*What you need to do*. Can you retype every record below exactly as written?

Stored entries:
>> Start

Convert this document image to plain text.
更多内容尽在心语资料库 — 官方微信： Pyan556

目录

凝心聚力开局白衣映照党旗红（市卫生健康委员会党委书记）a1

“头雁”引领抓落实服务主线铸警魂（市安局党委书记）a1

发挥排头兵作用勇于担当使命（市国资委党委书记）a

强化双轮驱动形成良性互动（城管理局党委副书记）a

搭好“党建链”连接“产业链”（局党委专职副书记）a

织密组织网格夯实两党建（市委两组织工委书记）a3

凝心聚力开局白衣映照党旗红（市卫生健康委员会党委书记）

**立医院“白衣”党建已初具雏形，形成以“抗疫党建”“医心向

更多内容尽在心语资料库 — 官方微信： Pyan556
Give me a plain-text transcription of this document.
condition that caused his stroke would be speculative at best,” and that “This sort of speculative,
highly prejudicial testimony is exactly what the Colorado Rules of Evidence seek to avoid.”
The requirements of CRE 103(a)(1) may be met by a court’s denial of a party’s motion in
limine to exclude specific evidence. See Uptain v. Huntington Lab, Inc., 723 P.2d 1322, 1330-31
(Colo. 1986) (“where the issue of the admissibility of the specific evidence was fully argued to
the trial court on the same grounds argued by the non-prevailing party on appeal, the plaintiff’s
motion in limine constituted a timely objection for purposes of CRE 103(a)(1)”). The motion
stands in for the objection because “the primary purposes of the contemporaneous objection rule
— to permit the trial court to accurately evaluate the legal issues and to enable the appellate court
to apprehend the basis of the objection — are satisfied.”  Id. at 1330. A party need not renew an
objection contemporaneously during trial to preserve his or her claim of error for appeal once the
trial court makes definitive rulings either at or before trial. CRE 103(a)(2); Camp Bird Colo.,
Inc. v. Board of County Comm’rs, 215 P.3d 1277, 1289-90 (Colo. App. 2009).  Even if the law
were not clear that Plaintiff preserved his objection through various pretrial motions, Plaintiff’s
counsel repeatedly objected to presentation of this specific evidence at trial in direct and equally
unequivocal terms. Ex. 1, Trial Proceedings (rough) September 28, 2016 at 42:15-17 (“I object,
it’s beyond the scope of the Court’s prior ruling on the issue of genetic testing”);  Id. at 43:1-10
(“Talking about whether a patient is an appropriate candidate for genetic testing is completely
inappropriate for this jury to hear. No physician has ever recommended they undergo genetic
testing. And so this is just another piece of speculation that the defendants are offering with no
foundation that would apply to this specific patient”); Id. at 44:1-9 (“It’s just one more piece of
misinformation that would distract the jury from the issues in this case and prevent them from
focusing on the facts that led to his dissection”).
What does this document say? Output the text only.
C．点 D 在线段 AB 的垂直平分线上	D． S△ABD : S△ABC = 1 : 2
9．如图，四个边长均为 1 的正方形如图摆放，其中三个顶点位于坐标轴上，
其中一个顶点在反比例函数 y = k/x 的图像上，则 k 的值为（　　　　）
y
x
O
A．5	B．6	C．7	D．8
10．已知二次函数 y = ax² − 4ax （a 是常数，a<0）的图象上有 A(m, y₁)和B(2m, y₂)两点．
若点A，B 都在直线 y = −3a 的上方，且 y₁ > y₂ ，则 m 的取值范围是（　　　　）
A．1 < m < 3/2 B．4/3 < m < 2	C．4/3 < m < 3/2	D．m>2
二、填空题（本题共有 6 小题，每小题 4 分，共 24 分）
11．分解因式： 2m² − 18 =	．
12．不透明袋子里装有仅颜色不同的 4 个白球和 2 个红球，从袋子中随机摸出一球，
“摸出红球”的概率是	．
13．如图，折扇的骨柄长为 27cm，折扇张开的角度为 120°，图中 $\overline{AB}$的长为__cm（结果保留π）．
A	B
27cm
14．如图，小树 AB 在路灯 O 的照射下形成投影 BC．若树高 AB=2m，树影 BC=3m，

>> End

*Problem solution*.
Convert this document image to plain text.
更多内容尽在心语资料库 — 官方微信： Pyan556

目录

凝心聚力开局白衣映照党旗红（市卫生健康委员会党委书记）a1

“头雁”引领抓落实服务主线铸警魂（市安局党委书记）a1

发挥排头兵作用勇于担当使命（市国资委党委书记）a

强化双轮驱动形成良性互动（城管理局党委副书记）a

搭好“党建链”连接“产业链”（局党委专职副书记）a

织密组织网格夯实两党建（市委两组织工委书记）a3

凝心聚力开局白衣映照党旗红（市卫生健康委员会党委书记）

**立医院“白衣”党建已初具雏形，形成以“抗疫党建”“医心向

更多内容尽在心语资料库 — 官方微信： Pyan556
Give me a plain-text transcription of this document.
condition that caused his stroke would be speculative at best,” and that “This sort of speculative,
highly prejudicial testimony is exactly what the Colorado Rules of Evidence seek to avoid.”
The requirements of CRE 103(a)(1) may be met by a court’s denial of a party’s motion in
limine to exclude specific evidence. See Uptain v. Huntington Lab, Inc., 723 P.2d 1322, 1330-31
(Colo. 1986) (“where the issue of the admissibility of the specific evidence was fully argued to
the trial court on the same grounds argued by the non-prevailing party on appeal, the plaintiff’s
motion in limine constituted a timely objection for purposes of CRE 103(a)(1)”). The motion
stands in for the objection because “the primary purposes of the contemporaneous objection rule
— to permit the trial court to accurately evaluate the legal issues and to enable the appellate court
to apprehend the basis of the objection — are satisfied.”  Id. at 1330. A party need not renew an
objection contemporaneously during trial to preserve his or her claim of error for appeal once the
trial court makes definitive rulings either at or before trial. CRE 103(a)(2); Camp Bird Colo.,
Inc. v. Board of County Comm’rs, 215 P.3d 1277, 1289-90 (Colo. App. 2009).  Even if the law
were not clear that Plaintiff preserved his objection through various pretrial motions, Plaintiff’s
counsel repeatedly objected to presentation of this specific evidence at trial in direct and equally
unequivocal terms. Ex. 1, Trial Proceedings (rough) September 28, 2016 at 42:15-17 (“I object,
it’s beyond the scope of the Court’s prior ruling on the issue of genetic testing”);  Id. at 43:1-10
(“Talking about whether a patient is an appropriate candidate for genetic testing is completely
inappropriate for this jury to hear. No physician has ever recommended they undergo genetic
testing. And so this is just another piece of speculation that the defendants are offering with no
foundation that would apply to this specific patient”); Id. at 44:1-9 (“It’s just one more piece of
misinformation that would distract the jury from the issues in this case and prevent them from
focusing on the facts that led to his dissection”).
What does this document say? Output the text only.
C．点 D 在线段 AB 的垂直平分线上	D． S△ABD : S△ABC = 1 : 2
9．如图，四个边长均为 1 的正方形如图摆放，其中三个顶点位于坐标轴上，
其中一个顶点在反比例函数 y = k/x 的图像上，则 k 的值为（　　　　）
y
x
O
A．5	B．6	C．7	D．8
10．已知二次函数 y = ax² − 4ax （a 是常数，a<0）的图象上有 A(m, y₁)和B(2m, y₂)两点．
若点A，B 都在直线 y = −3a 的上方，且 y₁ > y₂ ，则 m 的取值范围是（　　　　）
A．1 < m < 3/2 B．4/3 < m < 2	C．4/3 < m < 3/2	D．m>2
二、填空题（本题共有 6 小题，每小题 4 分，共 24 分）
11．分解因式： 2m² − 18 =	．
12．不透明袋子里装有仅颜色不同的 4 个白球和 2 个红球，从袋子中随机摸出一球，
“摸出红球”的概率是	．
13．如图，折扇的骨柄长为 27cm，折扇张开的角度为 120°，图中 $\overline{AB}$的长为__cm（结果保留π）．
A	B
27cm
14．如图，小树 AB 在路灯 O 的照射下形成投影 BC．若树高 AB=2m，树影 BC=3m，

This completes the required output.